> **EXERCISE DETAILS**
Take the data that follows and retype it word for word.

> **MATERIAL FOR THIS TASK**
+-------+

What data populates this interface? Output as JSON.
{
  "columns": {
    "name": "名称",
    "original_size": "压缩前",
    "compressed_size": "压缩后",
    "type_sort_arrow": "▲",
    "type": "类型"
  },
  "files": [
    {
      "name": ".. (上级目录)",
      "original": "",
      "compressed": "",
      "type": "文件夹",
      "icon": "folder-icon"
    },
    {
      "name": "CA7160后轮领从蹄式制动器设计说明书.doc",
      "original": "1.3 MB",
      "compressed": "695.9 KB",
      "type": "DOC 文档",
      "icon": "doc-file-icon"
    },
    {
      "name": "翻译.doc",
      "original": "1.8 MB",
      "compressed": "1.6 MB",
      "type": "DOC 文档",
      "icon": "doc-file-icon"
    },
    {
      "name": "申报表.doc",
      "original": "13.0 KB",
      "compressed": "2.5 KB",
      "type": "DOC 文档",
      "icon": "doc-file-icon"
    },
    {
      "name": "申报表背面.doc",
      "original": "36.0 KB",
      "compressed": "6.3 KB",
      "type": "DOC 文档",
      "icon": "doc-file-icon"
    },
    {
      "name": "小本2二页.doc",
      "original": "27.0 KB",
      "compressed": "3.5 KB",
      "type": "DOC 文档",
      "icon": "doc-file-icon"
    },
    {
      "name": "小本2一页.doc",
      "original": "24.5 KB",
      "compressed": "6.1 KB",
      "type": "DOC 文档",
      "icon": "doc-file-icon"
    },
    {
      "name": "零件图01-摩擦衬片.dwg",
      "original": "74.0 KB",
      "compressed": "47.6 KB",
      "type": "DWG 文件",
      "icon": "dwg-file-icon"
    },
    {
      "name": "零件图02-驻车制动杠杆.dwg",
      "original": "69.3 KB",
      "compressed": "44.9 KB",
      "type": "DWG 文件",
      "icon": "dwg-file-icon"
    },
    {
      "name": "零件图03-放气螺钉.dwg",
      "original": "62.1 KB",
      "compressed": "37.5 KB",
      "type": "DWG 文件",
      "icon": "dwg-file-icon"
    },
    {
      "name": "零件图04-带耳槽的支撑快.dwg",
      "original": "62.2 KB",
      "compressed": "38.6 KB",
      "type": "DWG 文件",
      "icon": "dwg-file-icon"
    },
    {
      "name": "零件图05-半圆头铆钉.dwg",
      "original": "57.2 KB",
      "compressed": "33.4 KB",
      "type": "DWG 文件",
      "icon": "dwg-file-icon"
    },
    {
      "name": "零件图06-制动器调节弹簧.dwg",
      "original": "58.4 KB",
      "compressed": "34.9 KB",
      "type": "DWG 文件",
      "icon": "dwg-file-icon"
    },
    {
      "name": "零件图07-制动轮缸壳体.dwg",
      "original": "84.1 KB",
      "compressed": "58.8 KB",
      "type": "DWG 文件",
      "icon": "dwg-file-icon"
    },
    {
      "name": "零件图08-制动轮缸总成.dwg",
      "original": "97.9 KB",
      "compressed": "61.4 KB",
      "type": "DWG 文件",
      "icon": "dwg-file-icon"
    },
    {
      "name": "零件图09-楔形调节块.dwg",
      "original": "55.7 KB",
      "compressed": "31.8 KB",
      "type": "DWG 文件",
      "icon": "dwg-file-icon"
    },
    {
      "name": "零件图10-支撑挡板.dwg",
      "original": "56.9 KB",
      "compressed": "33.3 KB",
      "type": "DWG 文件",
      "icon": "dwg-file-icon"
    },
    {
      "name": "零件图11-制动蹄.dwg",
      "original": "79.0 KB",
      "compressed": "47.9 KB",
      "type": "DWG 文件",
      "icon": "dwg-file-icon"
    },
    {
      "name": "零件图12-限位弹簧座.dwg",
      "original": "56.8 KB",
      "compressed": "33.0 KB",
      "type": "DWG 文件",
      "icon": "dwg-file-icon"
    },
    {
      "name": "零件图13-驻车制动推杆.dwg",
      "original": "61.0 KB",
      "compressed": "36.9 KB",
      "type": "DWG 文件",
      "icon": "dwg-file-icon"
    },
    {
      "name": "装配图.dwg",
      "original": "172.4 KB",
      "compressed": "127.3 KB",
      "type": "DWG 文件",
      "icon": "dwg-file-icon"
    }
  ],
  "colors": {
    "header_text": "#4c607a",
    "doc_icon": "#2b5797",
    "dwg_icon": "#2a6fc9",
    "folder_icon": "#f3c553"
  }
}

+-------+

> **REPLY**
What data populates this interface? Output as JSON.
{
  "columns": {
    "name": "名称",
    "original_size": "压缩前",
    "compressed_size": "压缩后",
    "type_sort_arrow": "▲",
    "type": "类型"
  },
  "files": [
    {
      "name": ".. (上级目录)",
      "original": "",
      "compressed": "",
      "type": "文件夹",
      "icon": "folder-icon"
    },
    {
      "name": "CA7160后轮领从蹄式制动器设计说明书.doc",
      "original": "1.3 MB",
      "compressed": "695.9 KB",
      "type": "DOC 文档",
      "icon": "doc-file-icon"
    },
    {
      "name": "翻译.doc",
      "original": "1.8 MB",
      "compressed": "1.6 MB",
      "type": "DOC 文档",
      "icon": "doc-file-icon"
    },
    {
      "name": "申报表.doc",
      "original": "13.0 KB",
      "compressed": "2.5 KB",
      "type": "DOC 文档",
      "icon": "doc-file-icon"
    },
    {
      "name": "申报表背面.doc",
      "original": "36.0 KB",
      "compressed": "6.3 KB",
      "type": "DOC 文档",
      "icon": "doc-file-icon"
    },
    {
      "name": "小本2二页.doc",
      "original": "27.0 KB",
      "compressed": "3.5 KB",
      "type": "DOC 文档",
      "icon": "doc-file-icon"
    },
    {
      "name": "小本2一页.doc",
      "original": "24.5 KB",
      "compressed": "6.1 KB",
      "type": "DOC 文档",
      "icon": "doc-file-icon"
    },
    {
      "name": "零件图01-摩擦衬片.dwg",
      "original": "74.0 KB",
      "compressed": "47.6 KB",
      "type": "DWG 文件",
      "icon": "dwg-file-icon"
    },
    {
      "name": "零件图02-驻车制动杠杆.dwg",
      "original": "69.3 KB",
      "compressed": "44.9 KB",
      "type": "DWG 文件",
      "icon": "dwg-file-icon"
    },
    {
      "name": "零件图03-放气螺钉.dwg",
      "original": "62.1 KB",
      "compressed": "37.5 KB",
      "type": "DWG 文件",
      "icon": "dwg-file-icon"
    },
    {
      "name": "零件图04-带耳槽的支撑快.dwg",
      "original": "62.2 KB",
      "compressed": "38.6 KB",
      "type": "DWG 文件",
      "icon": "dwg-file-icon"
    },
    {
      "name": "零件图05-半圆头铆钉.dwg",
      "original": "57.2 KB",
      "compressed": "33.4 KB",
      "type": "DWG 文件",
      "icon": "dwg-file-icon"
    },
    {
      "name": "零件图06-制动器调节弹簧.dwg",
      "original": "58.4 KB",
      "compressed": "34.9 KB",
      "type": "DWG 文件",
      "icon": "dwg-file-icon"
    },
    {
      "name": "零件图07-制动轮缸壳体.dwg",
      "original": "84.1 KB",
      "compressed": "58.8 KB",
      "type": "DWG 文件",
      "icon": "dwg-file-icon"
    },
    {
      "name": "零件图08-制动轮缸总成.dwg",
      "original": "97.9 KB",
      "compressed": "61.4 KB",
      "type": "DWG 文件",
      "icon": "dwg-file-icon"
    },
    {
      "name": "零件图09-楔形调节块.dwg",
      "original": "55.7 KB",
      "compressed": "31.8 KB",
      "type": "DWG 文件",
      "icon": "dwg-file-icon"
    },
    {
      "name": "零件图10-支撑挡板.dwg",
      "original": "56.9 KB",
      "compressed": "33.3 KB",
      "type": "DWG 文件",
      "icon": "dwg-file-icon"
    },
    {
      "name": "零件图11-制动蹄.dwg",
      "original": "79.0 KB",
      "compressed": "47.9 KB",
      "type": "DWG 文件",
      "icon": "dwg-file-icon"
    },
    {
      "name": "零件图12-限位弹簧座.dwg",
      "original": "56.8 KB",
      "compressed": "33.0 KB",
      "type": "DWG 文件",
      "icon": "dwg-file-icon"
    },
    {
      "name": "零件图13-驻车制动推杆.dwg",
      "original": "61.0 KB",
      "compressed": "36.9 KB",
      "type": "DWG 文件",
      "icon": "dwg-file-icon"
    },
    {
      "name": "装配图.dwg",
      "original": "172.4 KB",
      "compressed": "127.3 KB",
      "type": "DWG 文件",
      "icon": "dwg-file-icon"
    }
  ],
  "colors": {
    "header_text": "#4c607a",
    "doc_icon": "#2b5797",
    "dwg_icon": "#2a6fc9",
    "folder_icon": "#f3c553"
  }
}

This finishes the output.